> _Provided data_
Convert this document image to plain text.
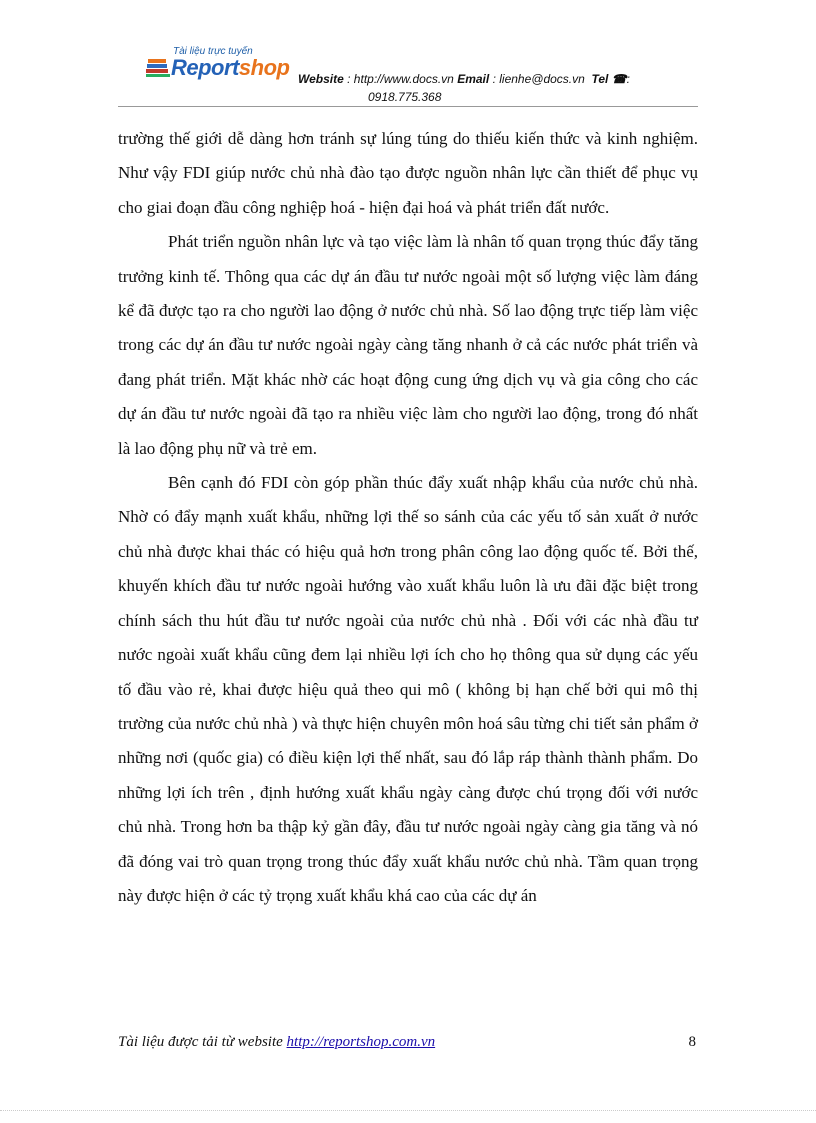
Tài liệu trực tuyến
Reportshop Website : http://www.docs.vn Email : lienhe@docs.vn Tel ☎:
0918.775.368

trường thế giới dễ dàng hơn tránh sự lúng túng do thiếu kiến thức và kinh nghiệm. Như vậy FDI giúp nước chủ nhà đào tạo được nguồn nhân lực cần thiết để phục vụ cho giai đoạn đầu công nghiệp hoá - hiện đại hoá và phát triển đất nước.

Phát triển nguồn nhân lực và tạo việc làm là nhân tố quan trọng thúc đẩy tăng trưởng kinh tế. Thông qua các dự án đầu tư nước ngoài một số lượng việc làm đáng kể đã được tạo ra cho người lao động ở nước chủ nhà. Số lao động trực tiếp làm việc trong các dự án đầu tư nước ngoài ngày càng tăng nhanh ở cả các nước phát triển và đang phát triển. Mặt khác nhờ các hoạt động cung ứng dịch vụ và gia công cho các dự án đầu tư nước ngoài đã tạo ra nhiều việc làm cho người lao động, trong đó nhất là lao động phụ nữ và trẻ em.

Bên cạnh đó FDI còn góp phần thúc đẩy xuất nhập khẩu của nước chủ nhà. Nhờ có đẩy mạnh xuất khẩu, những lợi thế so sánh của các yếu tố sản xuất ở nước chủ nhà được khai thác có hiệu quả hơn trong phân công lao động quốc tế. Bởi thế, khuyến khích đầu tư nước ngoài hướng vào xuất khẩu luôn là ưu đãi đặc biệt trong chính sách thu hút đầu tư nước ngoài của nước chủ nhà . Đối với các nhà đầu tư nước ngoài xuất khẩu cũng đem lại nhiều lợi ích cho họ thông qua sử dụng các yếu tố đầu vào rẻ, khai được hiệu quả theo qui mô ( không bị hạn chế bởi qui mô thị trường của nước chủ nhà ) và thực hiện chuyên môn hoá sâu từng chi tiết sản phẩm ở những nơi (quốc gia) có điều kiện lợi thế nhất, sau đó lắp ráp thành thành phẩm. Do những lợi ích trên , định hướng xuất khẩu ngày càng được chú trọng đối với nước chủ nhà. Trong hơn ba thập kỷ gần đây, đầu tư nước ngoài ngày càng gia tăng và nó đã đóng vai trò quan trọng trong thúc đẩy xuất khẩu nước chủ nhà. Tầm quan trọng này được hiện ở các tỷ trọng xuất khẩu khá cao của các dự án

Tài liệu được tải từ website http://reportshop.com.vn	8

> _Problem description_
Set the listing down in full and exactly. Pictures within it should not appear in the copy.

> _The answer_
Convert this document image to plain text.
Tài liệu trực tuyến
Reportshop Website : http://www.docs.vn Email : lienhe@docs.vn Tel ☎:
0918.775.368

trường thế giới dễ dàng hơn tránh sự lúng túng do thiếu kiến thức và kinh nghiệm. Như vậy FDI giúp nước chủ nhà đào tạo được nguồn nhân lực cần thiết để phục vụ cho giai đoạn đầu công nghiệp hoá - hiện đại hoá và phát triển đất nước.

Phát triển nguồn nhân lực và tạo việc làm là nhân tố quan trọng thúc đẩy tăng trưởng kinh tế. Thông qua các dự án đầu tư nước ngoài một số lượng việc làm đáng kể đã được tạo ra cho người lao động ở nước chủ nhà. Số lao động trực tiếp làm việc trong các dự án đầu tư nước ngoài ngày càng tăng nhanh ở cả các nước phát triển và đang phát triển. Mặt khác nhờ các hoạt động cung ứng dịch vụ và gia công cho các dự án đầu tư nước ngoài đã tạo ra nhiều việc làm cho người lao động, trong đó nhất là lao động phụ nữ và trẻ em.

Bên cạnh đó FDI còn góp phần thúc đẩy xuất nhập khẩu của nước chủ nhà. Nhờ có đẩy mạnh xuất khẩu, những lợi thế so sánh của các yếu tố sản xuất ở nước chủ nhà được khai thác có hiệu quả hơn trong phân công lao động quốc tế. Bởi thế, khuyến khích đầu tư nước ngoài hướng vào xuất khẩu luôn là ưu đãi đặc biệt trong chính sách thu hút đầu tư nước ngoài của nước chủ nhà . Đối với các nhà đầu tư nước ngoài xuất khẩu cũng đem lại nhiều lợi ích cho họ thông qua sử dụng các yếu tố đầu vào rẻ, khai được hiệu quả theo qui mô ( không bị hạn chế bởi qui mô thị trường của nước chủ nhà ) và thực hiện chuyên môn hoá sâu từng chi tiết sản phẩm ở những nơi (quốc gia) có điều kiện lợi thế nhất, sau đó lắp ráp thành thành phẩm. Do những lợi ích trên , định hướng xuất khẩu ngày càng được chú trọng đối với nước chủ nhà. Trong hơn ba thập kỷ gần đây, đầu tư nước ngoài ngày càng gia tăng và nó đã đóng vai trò quan trọng trong thúc đẩy xuất khẩu nước chủ nhà. Tầm quan trọng này được hiện ở các tỷ trọng xuất khẩu khá cao của các dự án

Tài liệu được tải từ website http://reportshop.com.vn	8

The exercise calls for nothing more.